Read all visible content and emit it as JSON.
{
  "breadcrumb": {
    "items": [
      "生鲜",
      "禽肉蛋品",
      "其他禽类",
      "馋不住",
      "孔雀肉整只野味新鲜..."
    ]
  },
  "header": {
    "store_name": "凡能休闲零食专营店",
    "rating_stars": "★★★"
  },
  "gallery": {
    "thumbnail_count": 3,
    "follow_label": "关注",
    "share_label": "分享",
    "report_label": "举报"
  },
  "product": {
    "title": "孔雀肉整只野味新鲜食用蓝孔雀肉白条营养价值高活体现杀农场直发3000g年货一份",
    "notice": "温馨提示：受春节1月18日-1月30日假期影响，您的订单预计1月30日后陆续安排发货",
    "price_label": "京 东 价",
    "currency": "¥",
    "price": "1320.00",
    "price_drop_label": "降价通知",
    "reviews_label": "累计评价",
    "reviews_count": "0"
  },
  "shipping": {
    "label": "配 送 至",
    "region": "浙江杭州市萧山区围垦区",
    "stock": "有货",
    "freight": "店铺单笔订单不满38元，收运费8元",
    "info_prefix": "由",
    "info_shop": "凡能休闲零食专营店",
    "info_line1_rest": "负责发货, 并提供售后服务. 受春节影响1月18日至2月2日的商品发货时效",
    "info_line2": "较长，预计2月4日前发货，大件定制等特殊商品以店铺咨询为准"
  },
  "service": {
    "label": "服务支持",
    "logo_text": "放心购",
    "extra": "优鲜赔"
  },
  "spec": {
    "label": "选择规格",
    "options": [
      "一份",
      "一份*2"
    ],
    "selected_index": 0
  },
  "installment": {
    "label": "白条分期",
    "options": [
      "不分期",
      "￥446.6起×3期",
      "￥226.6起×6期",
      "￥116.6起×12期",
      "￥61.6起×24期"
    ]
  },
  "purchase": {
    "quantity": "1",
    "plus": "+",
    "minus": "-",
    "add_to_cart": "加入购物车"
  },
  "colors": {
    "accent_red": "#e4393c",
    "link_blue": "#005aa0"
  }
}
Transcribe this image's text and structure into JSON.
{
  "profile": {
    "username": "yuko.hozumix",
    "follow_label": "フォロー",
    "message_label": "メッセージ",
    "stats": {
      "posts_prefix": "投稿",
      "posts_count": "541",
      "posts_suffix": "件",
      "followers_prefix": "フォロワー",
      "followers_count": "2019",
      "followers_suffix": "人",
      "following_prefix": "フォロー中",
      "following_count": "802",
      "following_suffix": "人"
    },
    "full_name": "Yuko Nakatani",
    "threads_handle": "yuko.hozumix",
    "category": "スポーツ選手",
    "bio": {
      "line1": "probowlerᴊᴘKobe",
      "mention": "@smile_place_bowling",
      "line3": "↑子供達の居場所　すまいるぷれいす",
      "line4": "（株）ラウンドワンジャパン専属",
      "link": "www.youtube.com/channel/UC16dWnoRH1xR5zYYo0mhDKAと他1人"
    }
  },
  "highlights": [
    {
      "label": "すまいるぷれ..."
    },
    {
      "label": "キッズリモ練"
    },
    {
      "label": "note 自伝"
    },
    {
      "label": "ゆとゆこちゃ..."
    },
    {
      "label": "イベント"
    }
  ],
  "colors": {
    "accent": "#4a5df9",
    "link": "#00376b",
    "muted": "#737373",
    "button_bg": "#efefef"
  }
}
******
### The task
Repeat every entry exactly, please.

### The result
Read all visible content and emit it as JSON.
{
  "breadcrumb": {
    "items": [
      "生鲜",
      "禽肉蛋品",
      "其他禽类",
      "馋不住",
      "孔雀肉整只野味新鲜..."
    ]
  },
  "header": {
    "store_name": "凡能休闲零食专营店",
    "rating_stars": "★★★"
  },
  "gallery": {
    "thumbnail_count": 3,
    "follow_label": "关注",
    "share_label": "分享",
    "report_label": "举报"
  },
  "product": {
    "title": "孔雀肉整只野味新鲜食用蓝孔雀肉白条营养价值高活体现杀农场直发3000g年货一份",
    "notice": "温馨提示：受春节1月18日-1月30日假期影响，您的订单预计1月30日后陆续安排发货",
    "price_label": "京 东 价",
    "currency": "¥",
    "price": "1320.00",
    "price_drop_label": "降价通知",
    "reviews_label": "累计评价",
    "reviews_count": "0"
  },
  "shipping": {
    "label": "配 送 至",
    "region": "浙江杭州市萧山区围垦区",
    "stock": "有货",
    "freight": "店铺单笔订单不满38元，收运费8元",
    "info_prefix": "由",
    "info_shop": "凡能休闲零食专营店",
    "info_line1_rest": "负责发货, 并提供售后服务. 受春节影响1月18日至2月2日的商品发货时效",
    "info_line2": "较长，预计2月4日前发货，大件定制等特殊商品以店铺咨询为准"
  },
  "service": {
    "label": "服务支持",
    "logo_text": "放心购",
    "extra": "优鲜赔"
  },
  "spec": {
    "label": "选择规格",
    "options": [
      "一份",
      "一份*2"
    ],
    "selected_index": 0
  },
  "installment": {
    "label": "白条分期",
    "options": [
      "不分期",
      "￥446.6起×3期",
      "￥226.6起×6期",
      "￥116.6起×12期",
      "￥61.6起×24期"
    ]
  },
  "purchase": {
    "quantity": "1",
    "plus": "+",
    "minus": "-",
    "add_to_cart": "加入购物车"
  },
  "colors": {
    "accent_red": "#e4393c",
    "link_blue": "#005aa0"
  }
}
Transcribe this image's text and structure into JSON.
{
  "profile": {
    "username": "yuko.hozumix",
    "follow_label": "フォロー",
    "message_label": "メッセージ",
    "stats": {
      "posts_prefix": "投稿",
      "posts_count": "541",
      "posts_suffix": "件",
      "followers_prefix": "フォロワー",
      "followers_count": "2019",
      "followers_suffix": "人",
      "following_prefix": "フォロー中",
      "following_count": "802",
      "following_suffix": "人"
    },
    "full_name": "Yuko Nakatani",
    "threads_handle": "yuko.hozumix",
    "category": "スポーツ選手",
    "bio": {
      "line1": "probowlerᴊᴘKobe",
      "mention": "@smile_place_bowling",
      "line3": "↑子供達の居場所　すまいるぷれいす",
      "line4": "（株）ラウンドワンジャパン専属",
      "link": "www.youtube.com/channel/UC16dWnoRH1xR5zYYo0mhDKAと他1人"
    }
  },
  "highlights": [
    {
      "label": "すまいるぷれ..."
    },
    {
      "label": "キッズリモ練"
    },
    {
      "label": "note 自伝"
    },
    {
      "label": "ゆとゆこちゃ..."
    },
    {
      "label": "イベント"
    }
  ],
  "colors": {
    "accent": "#4a5df9",
    "link": "#00376b",
    "muted": "#737373",
    "button_bg": "#efefef"
  }
}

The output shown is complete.